### What you are asked to do
Will you transcribe all the entries word for word, skipping the pictures they hold?

### The data
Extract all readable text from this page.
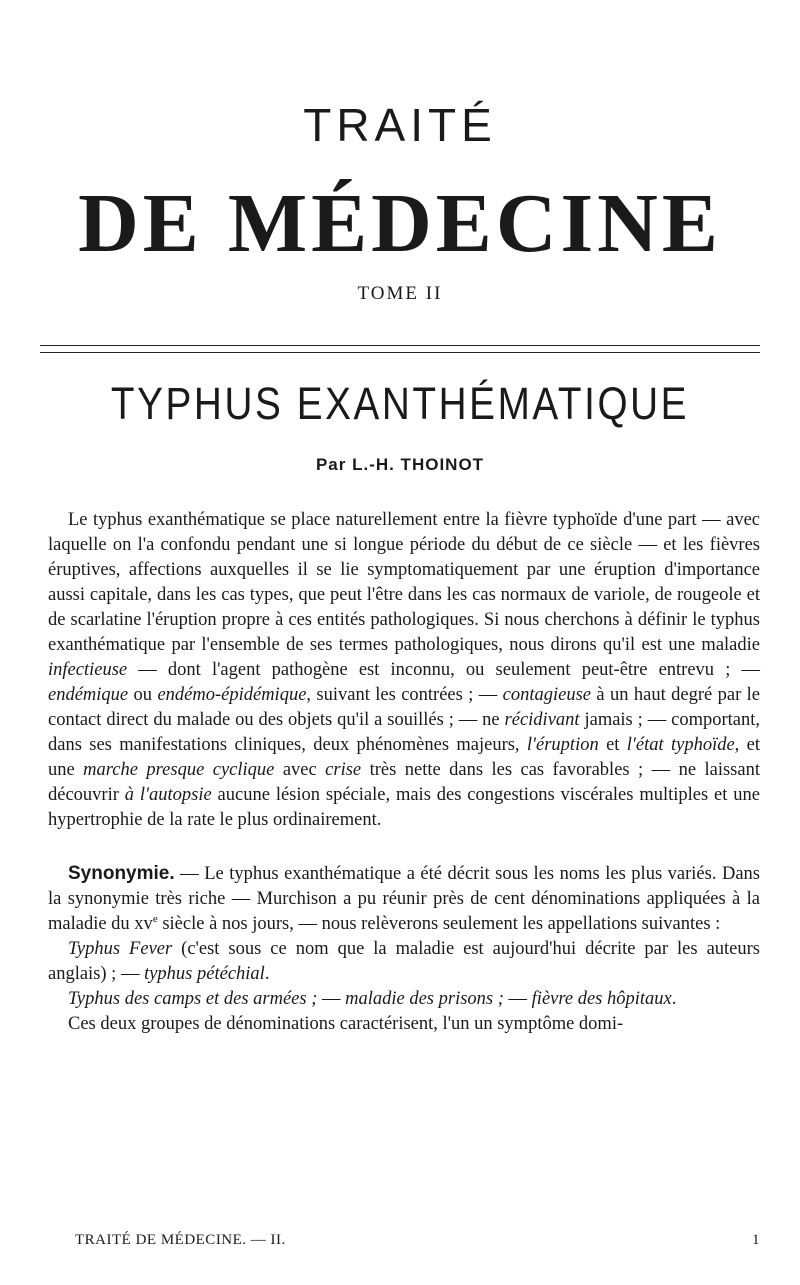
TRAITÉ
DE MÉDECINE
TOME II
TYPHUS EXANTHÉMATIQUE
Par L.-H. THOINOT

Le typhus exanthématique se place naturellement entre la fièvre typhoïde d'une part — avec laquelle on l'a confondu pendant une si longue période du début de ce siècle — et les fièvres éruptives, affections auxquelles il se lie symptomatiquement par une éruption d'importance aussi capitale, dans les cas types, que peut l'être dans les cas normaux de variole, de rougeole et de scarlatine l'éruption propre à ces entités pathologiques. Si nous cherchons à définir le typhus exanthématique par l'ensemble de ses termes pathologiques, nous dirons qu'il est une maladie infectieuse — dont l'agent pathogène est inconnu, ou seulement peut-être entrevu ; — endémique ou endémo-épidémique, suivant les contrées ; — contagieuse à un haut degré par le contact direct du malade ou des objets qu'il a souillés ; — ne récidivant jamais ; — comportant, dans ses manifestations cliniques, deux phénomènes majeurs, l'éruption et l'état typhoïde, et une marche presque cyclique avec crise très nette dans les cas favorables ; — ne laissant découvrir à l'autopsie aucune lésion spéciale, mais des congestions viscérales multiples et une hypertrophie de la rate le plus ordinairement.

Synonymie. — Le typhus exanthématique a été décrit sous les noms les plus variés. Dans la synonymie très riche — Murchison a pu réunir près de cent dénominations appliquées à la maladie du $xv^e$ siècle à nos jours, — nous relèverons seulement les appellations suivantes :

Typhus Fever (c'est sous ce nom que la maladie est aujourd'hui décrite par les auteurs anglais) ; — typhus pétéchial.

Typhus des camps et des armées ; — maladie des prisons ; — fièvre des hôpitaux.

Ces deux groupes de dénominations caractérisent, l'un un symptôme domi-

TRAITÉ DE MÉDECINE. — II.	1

### Final result
Extract all readable text from this page.
TRAITÉ
DE MÉDECINE
TOME II
TYPHUS EXANTHÉMATIQUE
Par L.-H. THOINOT

Le typhus exanthématique se place naturellement entre la fièvre typhoïde d'une part — avec laquelle on l'a confondu pendant une si longue période du début de ce siècle — et les fièvres éruptives, affections auxquelles il se lie symptomatiquement par une éruption d'importance aussi capitale, dans les cas types, que peut l'être dans les cas normaux de variole, de rougeole et de scarlatine l'éruption propre à ces entités pathologiques. Si nous cherchons à définir le typhus exanthématique par l'ensemble de ses termes pathologiques, nous dirons qu'il est une maladie infectieuse — dont l'agent pathogène est inconnu, ou seulement peut-être entrevu ; — endémique ou endémo-épidémique, suivant les contrées ; — contagieuse à un haut degré par le contact direct du malade ou des objets qu'il a souillés ; — ne récidivant jamais ; — comportant, dans ses manifestations cliniques, deux phénomènes majeurs, l'éruption et l'état typhoïde, et une marche presque cyclique avec crise très nette dans les cas favorables ; — ne laissant découvrir à l'autopsie aucune lésion spéciale, mais des congestions viscérales multiples et une hypertrophie de la rate le plus ordinairement.

Synonymie. — Le typhus exanthématique a été décrit sous les noms les plus variés. Dans la synonymie très riche — Murchison a pu réunir près de cent dénominations appliquées à la maladie du $xv^e$ siècle à nos jours, — nous relèverons seulement les appellations suivantes :

Typhus Fever (c'est sous ce nom que la maladie est aujourd'hui décrite par les auteurs anglais) ; — typhus pétéchial.

Typhus des camps et des armées ; — maladie des prisons ; — fièvre des hôpitaux.

Ces deux groupes de dénominations caractérisent, l'un un symptôme domi-

TRAITÉ DE MÉDECINE. — II.	1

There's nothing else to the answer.